- YOUR GOAL -
Retype the material in full, keeping every word the same.

- EXTRACTED RECORDS -
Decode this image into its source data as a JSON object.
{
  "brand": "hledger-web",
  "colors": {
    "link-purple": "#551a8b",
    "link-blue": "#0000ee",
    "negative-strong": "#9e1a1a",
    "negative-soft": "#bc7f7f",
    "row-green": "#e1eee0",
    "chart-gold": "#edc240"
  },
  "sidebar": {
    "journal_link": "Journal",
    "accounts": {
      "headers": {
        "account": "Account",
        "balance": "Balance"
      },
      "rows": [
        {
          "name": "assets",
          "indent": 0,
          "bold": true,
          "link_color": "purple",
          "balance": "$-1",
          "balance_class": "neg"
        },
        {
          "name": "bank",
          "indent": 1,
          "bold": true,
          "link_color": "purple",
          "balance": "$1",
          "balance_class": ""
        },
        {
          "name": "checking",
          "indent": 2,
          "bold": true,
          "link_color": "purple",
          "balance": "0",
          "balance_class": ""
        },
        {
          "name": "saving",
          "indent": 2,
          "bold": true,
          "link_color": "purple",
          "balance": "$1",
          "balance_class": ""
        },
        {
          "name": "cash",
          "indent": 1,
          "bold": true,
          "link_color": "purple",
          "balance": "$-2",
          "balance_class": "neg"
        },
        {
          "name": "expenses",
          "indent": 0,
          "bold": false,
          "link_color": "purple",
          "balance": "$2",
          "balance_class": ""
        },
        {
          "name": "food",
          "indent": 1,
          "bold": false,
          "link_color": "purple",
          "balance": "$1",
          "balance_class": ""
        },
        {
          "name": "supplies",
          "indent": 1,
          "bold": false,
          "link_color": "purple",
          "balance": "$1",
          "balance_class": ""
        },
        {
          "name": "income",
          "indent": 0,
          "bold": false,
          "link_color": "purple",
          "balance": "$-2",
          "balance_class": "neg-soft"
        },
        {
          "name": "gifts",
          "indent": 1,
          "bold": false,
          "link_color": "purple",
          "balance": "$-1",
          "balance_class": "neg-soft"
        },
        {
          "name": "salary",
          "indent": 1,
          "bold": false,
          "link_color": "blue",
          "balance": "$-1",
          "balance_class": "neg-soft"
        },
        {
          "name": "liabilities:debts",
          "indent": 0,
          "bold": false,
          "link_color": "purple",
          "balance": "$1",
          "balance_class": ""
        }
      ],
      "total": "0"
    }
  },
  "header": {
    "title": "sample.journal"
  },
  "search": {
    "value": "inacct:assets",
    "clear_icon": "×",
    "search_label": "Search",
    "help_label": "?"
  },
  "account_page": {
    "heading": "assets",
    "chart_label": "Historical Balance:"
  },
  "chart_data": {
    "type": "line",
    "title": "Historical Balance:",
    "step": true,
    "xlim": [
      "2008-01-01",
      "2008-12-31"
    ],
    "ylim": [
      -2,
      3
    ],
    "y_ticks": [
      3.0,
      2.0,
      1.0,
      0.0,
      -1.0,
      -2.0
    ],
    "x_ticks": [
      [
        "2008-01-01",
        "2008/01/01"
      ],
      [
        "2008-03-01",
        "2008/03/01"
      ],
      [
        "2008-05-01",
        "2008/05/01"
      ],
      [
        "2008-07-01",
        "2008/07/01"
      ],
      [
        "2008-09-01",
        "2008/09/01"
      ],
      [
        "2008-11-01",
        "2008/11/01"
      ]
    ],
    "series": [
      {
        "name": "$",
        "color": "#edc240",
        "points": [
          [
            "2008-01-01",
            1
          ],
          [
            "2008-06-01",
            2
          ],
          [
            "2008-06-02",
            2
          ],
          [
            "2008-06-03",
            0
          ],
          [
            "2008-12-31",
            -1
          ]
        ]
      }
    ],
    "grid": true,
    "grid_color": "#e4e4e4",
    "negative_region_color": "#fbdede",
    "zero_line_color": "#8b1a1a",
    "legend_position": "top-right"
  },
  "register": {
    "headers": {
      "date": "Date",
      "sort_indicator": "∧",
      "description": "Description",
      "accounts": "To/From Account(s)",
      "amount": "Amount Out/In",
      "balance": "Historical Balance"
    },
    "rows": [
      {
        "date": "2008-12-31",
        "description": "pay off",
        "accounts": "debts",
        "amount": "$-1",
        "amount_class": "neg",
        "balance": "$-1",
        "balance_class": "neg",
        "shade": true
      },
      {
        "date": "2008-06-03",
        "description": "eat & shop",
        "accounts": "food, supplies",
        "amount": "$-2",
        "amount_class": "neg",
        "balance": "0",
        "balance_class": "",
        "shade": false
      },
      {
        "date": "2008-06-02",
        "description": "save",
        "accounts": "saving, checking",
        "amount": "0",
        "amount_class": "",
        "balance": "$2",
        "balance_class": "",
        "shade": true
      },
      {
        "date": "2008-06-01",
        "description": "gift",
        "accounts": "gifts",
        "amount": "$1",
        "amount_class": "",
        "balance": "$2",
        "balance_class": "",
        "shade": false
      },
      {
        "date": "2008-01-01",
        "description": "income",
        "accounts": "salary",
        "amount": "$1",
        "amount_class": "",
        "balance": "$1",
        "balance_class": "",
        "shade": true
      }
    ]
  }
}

- ANSWER IN FULL -
Decode this image into its source data as a JSON object.
{
  "brand": "hledger-web",
  "colors": {
    "link-purple": "#551a8b",
    "link-blue": "#0000ee",
    "negative-strong": "#9e1a1a",
    "negative-soft": "#bc7f7f",
    "row-green": "#e1eee0",
    "chart-gold": "#edc240"
  },
  "sidebar": {
    "journal_link": "Journal",
    "accounts": {
      "headers": {
        "account": "Account",
        "balance": "Balance"
      },
      "rows": [
        {
          "name": "assets",
          "indent": 0,
          "bold": true,
          "link_color": "purple",
          "balance": "$-1",
          "balance_class": "neg"
        },
        {
          "name": "bank",
          "indent": 1,
          "bold": true,
          "link_color": "purple",
          "balance": "$1",
          "balance_class": ""
        },
        {
          "name": "checking",
          "indent": 2,
          "bold": true,
          "link_color": "purple",
          "balance": "0",
          "balance_class": ""
        },
        {
          "name": "saving",
          "indent": 2,
          "bold": true,
          "link_color": "purple",
          "balance": "$1",
          "balance_class": ""
        },
        {
          "name": "cash",
          "indent": 1,
          "bold": true,
          "link_color": "purple",
          "balance": "$-2",
          "balance_class": "neg"
        },
        {
          "name": "expenses",
          "indent": 0,
          "bold": false,
          "link_color": "purple",
          "balance": "$2",
          "balance_class": ""
        },
        {
          "name": "food",
          "indent": 1,
          "bold": false,
          "link_color": "purple",
          "balance": "$1",
          "balance_class": ""
        },
        {
          "name": "supplies",
          "indent": 1,
          "bold": false,
          "link_color": "purple",
          "balance": "$1",
          "balance_class": ""
        },
        {
          "name": "income",
          "indent": 0,
          "bold": false,
          "link_color": "purple",
          "balance": "$-2",
          "balance_class": "neg-soft"
        },
        {
          "name": "gifts",
          "indent": 1,
          "bold": false,
          "link_color": "purple",
          "balance": "$-1",
          "balance_class": "neg-soft"
        },
        {
          "name": "salary",
          "indent": 1,
          "bold": false,
          "link_color": "blue",
          "balance": "$-1",
          "balance_class": "neg-soft"
        },
        {
          "name": "liabilities:debts",
          "indent": 0,
          "bold": false,
          "link_color": "purple",
          "balance": "$1",
          "balance_class": ""
        }
      ],
      "total": "0"
    }
  },
  "header": {
    "title": "sample.journal"
  },
  "search": {
    "value": "inacct:assets",
    "clear_icon": "×",
    "search_label": "Search",
    "help_label": "?"
  },
  "account_page": {
    "heading": "assets",
    "chart_label": "Historical Balance:"
  },
  "chart_data": {
    "type": "line",
    "title": "Historical Balance:",
    "step": true,
    "xlim": [
      "2008-01-01",
      "2008-12-31"
    ],
    "ylim": [
      -2,
      3
    ],
    "y_ticks": [
      3.0,
      2.0,
      1.0,
      0.0,
      -1.0,
      -2.0
    ],
    "x_ticks": [
      [
        "2008-01-01",
        "2008/01/01"
      ],
      [
        "2008-03-01",
        "2008/03/01"
      ],
      [
        "2008-05-01",
        "2008/05/01"
      ],
      [
        "2008-07-01",
        "2008/07/01"
      ],
      [
        "2008-09-01",
        "2008/09/01"
      ],
      [
        "2008-11-01",
        "2008/11/01"
      ]
    ],
    "series": [
      {
        "name": "$",
        "color": "#edc240",
        "points": [
          [
            "2008-01-01",
            1
          ],
          [
            "2008-06-01",
            2
          ],
          [
            "2008-06-02",
            2
          ],
          [
            "2008-06-03",
            0
          ],
          [
            "2008-12-31",
            -1
          ]
        ]
      }
    ],
    "grid": true,
    "grid_color": "#e4e4e4",
    "negative_region_color": "#fbdede",
    "zero_line_color": "#8b1a1a",
    "legend_position": "top-right"
  },
  "register": {
    "headers": {
      "date": "Date",
      "sort_indicator": "∧",
      "description": "Description",
      "accounts": "To/From Account(s)",
      "amount": "Amount Out/In",
      "balance": "Historical Balance"
    },
    "rows": [
      {
        "date": "2008-12-31",
        "description": "pay off",
        "accounts": "debts",
        "amount": "$-1",
        "amount_class": "neg",
        "balance": "$-1",
        "balance_class": "neg",
        "shade": true
      },
      {
        "date": "2008-06-03",
        "description": "eat & shop",
        "accounts": "food, supplies",
        "amount": "$-2",
        "amount_class": "neg",
        "balance": "0",
        "balance_class": "",
        "shade": false
      },
      {
        "date": "2008-06-02",
        "description": "save",
        "accounts": "saving, checking",
        "amount": "0",
        "amount_class": "",
        "balance": "$2",
        "balance_class": "",
        "shade": true
      },
      {
        "date": "2008-06-01",
        "description": "gift",
        "accounts": "gifts",
        "amount": "$1",
        "amount_class": "",
        "balance": "$2",
        "balance_class": "",
        "shade": false
      },
      {
        "date": "2008-01-01",
        "description": "income",
        "accounts": "salary",
        "amount": "$1",
        "amount_class": "",
        "balance": "$1",
        "balance_class": "",
        "shade": true
      }
    ]
  }
}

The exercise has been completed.